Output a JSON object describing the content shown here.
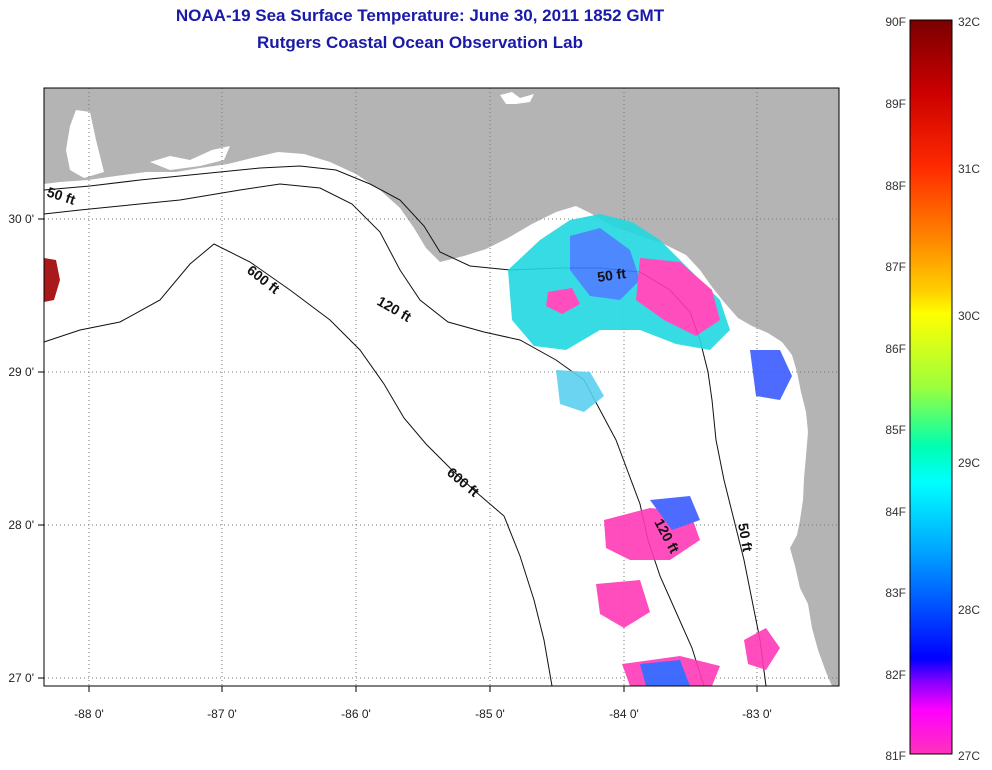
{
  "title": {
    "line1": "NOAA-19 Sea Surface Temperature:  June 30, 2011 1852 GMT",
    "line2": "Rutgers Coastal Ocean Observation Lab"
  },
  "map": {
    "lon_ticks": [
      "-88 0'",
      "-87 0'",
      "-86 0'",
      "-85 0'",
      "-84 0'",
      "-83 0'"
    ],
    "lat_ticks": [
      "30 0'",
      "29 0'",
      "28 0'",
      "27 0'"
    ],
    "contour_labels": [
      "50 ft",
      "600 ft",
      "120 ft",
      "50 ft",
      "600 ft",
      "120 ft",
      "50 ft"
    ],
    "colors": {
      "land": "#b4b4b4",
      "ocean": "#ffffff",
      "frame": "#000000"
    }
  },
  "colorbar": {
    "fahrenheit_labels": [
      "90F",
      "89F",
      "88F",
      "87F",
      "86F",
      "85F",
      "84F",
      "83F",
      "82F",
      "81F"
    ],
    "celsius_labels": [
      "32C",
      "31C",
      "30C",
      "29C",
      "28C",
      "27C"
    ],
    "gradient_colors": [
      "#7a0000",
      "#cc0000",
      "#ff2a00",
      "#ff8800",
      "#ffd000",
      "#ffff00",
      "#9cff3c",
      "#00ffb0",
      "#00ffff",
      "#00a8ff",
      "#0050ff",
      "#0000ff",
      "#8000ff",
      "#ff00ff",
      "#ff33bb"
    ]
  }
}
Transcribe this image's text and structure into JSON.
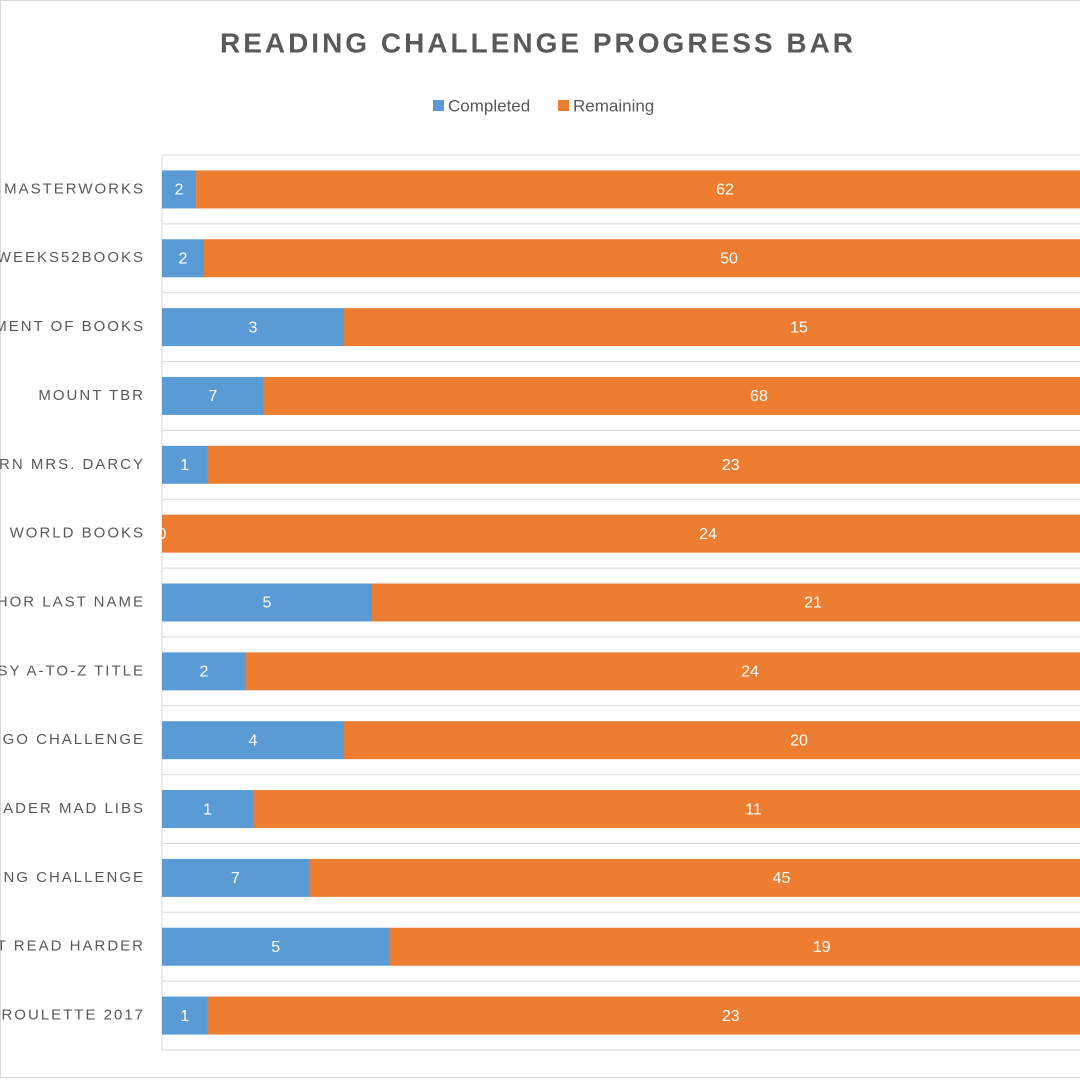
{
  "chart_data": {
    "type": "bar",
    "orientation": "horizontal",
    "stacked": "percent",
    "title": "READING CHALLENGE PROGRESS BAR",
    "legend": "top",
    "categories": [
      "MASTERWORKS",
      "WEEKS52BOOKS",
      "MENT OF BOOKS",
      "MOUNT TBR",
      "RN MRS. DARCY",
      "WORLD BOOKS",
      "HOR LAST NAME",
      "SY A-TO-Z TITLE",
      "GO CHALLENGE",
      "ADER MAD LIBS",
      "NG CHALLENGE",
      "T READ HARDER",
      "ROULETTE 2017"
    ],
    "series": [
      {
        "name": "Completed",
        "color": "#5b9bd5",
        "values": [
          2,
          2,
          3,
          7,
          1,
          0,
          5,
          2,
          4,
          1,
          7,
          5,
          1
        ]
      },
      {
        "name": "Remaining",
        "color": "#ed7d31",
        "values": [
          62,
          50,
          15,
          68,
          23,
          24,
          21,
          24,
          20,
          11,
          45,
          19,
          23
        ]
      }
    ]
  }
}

▸ Exercise aim
Output the line containing "Transcribe this image's" and each line after it, through the end of the material, exactly as given. No pictures belong in the output.

▸ Correct answer
Transcribe this image's text and structure into JSON.
{
  "chart_data": {
    "type": "bar",
    "orientation": "horizontal",
    "stacked": "percent",
    "title": "READING CHALLENGE PROGRESS BAR",
    "legend": "top",
    "categories": [
      "MASTERWORKS",
      "WEEKS52BOOKS",
      "MENT OF BOOKS",
      "MOUNT TBR",
      "RN MRS. DARCY",
      "WORLD BOOKS",
      "HOR LAST NAME",
      "SY A-TO-Z TITLE",
      "GO CHALLENGE",
      "ADER MAD LIBS",
      "NG CHALLENGE",
      "T READ HARDER",
      "ROULETTE 2017"
    ],
    "series": [
      {
        "name": "Completed",
        "color": "#5b9bd5",
        "values": [
          2,
          2,
          3,
          7,
          1,
          0,
          5,
          2,
          4,
          1,
          7,
          5,
          1
        ]
      },
      {
        "name": "Remaining",
        "color": "#ed7d31",
        "values": [
          62,
          50,
          15,
          68,
          23,
          24,
          21,
          24,
          20,
          11,
          45,
          19,
          23
        ]
      }
    ]
  }
}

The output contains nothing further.